-- Start TASK INPUTS --

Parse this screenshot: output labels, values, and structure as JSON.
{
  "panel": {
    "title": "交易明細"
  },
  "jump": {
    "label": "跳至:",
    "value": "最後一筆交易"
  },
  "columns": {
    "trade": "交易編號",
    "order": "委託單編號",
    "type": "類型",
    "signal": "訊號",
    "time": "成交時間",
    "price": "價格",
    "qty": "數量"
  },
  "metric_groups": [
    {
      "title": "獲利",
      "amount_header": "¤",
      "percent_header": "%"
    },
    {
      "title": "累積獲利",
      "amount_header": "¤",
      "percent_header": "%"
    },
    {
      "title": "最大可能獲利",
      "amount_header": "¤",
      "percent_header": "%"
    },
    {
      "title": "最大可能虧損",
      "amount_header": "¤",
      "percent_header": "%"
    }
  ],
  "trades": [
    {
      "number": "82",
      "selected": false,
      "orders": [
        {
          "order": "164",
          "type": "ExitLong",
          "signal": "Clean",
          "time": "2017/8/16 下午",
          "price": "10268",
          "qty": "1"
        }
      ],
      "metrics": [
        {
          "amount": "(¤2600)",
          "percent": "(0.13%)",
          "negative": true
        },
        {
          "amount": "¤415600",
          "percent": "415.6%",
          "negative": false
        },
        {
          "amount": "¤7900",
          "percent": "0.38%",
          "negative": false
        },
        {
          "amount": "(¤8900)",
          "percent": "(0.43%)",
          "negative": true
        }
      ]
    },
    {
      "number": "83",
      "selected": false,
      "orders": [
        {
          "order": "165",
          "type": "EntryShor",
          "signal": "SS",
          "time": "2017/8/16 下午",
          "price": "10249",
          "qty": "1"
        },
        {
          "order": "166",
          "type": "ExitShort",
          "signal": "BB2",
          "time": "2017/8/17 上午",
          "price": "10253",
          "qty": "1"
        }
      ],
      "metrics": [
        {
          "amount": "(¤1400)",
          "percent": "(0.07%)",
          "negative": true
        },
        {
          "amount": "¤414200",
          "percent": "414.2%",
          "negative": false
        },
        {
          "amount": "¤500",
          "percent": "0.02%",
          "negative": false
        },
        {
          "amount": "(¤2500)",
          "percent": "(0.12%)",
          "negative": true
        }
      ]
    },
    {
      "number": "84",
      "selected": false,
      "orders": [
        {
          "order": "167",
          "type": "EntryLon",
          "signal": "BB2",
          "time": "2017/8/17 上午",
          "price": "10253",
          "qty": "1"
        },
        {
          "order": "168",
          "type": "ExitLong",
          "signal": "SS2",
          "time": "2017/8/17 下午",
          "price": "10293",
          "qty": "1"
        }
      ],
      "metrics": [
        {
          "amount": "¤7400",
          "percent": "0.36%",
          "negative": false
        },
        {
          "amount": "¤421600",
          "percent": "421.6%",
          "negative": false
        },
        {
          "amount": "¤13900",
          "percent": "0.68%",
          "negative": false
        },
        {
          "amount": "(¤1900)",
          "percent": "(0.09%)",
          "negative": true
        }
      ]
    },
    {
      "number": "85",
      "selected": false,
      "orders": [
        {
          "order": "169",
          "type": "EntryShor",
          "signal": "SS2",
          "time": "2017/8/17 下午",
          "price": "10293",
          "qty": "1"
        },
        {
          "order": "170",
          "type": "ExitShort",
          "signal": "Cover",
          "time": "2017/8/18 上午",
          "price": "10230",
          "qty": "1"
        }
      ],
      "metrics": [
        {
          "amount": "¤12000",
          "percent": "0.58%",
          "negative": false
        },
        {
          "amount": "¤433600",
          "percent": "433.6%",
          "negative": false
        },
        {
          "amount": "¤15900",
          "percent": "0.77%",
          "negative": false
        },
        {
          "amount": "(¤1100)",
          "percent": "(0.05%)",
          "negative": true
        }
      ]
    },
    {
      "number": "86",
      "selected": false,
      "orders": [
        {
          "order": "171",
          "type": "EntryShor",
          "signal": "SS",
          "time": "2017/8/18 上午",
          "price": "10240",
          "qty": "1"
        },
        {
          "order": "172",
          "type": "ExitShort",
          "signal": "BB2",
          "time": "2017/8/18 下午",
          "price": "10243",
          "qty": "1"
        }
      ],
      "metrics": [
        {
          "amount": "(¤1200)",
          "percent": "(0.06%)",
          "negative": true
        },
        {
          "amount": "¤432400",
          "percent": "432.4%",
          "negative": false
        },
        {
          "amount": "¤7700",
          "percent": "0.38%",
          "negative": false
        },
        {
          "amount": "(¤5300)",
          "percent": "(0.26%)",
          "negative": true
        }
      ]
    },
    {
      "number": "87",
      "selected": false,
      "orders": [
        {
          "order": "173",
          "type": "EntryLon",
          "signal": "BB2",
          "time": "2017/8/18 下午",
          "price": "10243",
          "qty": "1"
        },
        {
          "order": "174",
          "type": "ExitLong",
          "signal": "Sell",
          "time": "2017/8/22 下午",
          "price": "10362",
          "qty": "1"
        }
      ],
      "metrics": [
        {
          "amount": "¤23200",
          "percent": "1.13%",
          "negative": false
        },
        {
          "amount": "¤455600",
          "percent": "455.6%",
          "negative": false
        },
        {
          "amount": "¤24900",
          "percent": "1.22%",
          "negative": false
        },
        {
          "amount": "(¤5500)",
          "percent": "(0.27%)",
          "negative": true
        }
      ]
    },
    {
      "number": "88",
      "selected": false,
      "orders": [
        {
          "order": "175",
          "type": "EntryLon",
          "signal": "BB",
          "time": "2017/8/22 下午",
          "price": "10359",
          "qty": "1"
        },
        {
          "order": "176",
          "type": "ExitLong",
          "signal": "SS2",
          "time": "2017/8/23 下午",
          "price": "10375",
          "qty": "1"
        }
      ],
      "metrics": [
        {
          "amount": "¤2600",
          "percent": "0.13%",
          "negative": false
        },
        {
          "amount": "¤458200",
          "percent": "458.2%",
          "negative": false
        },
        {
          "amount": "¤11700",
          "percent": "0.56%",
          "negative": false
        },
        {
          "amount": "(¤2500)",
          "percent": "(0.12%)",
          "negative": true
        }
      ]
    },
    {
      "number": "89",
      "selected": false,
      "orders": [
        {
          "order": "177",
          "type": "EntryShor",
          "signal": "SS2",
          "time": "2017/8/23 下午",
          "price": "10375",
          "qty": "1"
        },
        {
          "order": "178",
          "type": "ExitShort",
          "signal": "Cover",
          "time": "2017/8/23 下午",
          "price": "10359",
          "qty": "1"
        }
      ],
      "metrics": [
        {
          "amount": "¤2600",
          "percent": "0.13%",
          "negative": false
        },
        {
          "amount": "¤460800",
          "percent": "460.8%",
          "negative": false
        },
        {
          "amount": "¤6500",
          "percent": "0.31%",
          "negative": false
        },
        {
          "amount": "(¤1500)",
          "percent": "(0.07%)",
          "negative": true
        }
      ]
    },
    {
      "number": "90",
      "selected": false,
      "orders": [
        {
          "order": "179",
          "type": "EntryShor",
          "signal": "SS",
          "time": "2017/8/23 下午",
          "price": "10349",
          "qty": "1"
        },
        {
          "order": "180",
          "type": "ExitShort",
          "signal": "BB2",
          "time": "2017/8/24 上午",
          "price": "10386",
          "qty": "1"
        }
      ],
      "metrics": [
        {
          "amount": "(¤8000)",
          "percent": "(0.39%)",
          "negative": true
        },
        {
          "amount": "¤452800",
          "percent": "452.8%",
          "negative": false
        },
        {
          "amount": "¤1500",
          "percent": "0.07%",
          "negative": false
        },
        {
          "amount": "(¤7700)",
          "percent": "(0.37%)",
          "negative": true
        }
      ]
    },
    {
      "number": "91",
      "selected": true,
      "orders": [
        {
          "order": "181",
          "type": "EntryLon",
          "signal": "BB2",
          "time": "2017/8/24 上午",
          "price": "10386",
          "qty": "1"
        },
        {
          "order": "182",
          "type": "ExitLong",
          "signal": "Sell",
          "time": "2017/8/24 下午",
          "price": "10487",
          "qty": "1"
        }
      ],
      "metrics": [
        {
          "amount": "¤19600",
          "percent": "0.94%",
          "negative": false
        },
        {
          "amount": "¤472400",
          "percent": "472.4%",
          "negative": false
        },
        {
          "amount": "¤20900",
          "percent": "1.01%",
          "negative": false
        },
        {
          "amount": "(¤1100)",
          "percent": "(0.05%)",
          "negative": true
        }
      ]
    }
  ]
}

-- End TASK INPUTS --

■ **PROBLEM STATEMENT**:
How many lines of the listing above include the word "title"? State the number and nothing else.

■ **COMPLETE RESPONSE**:
5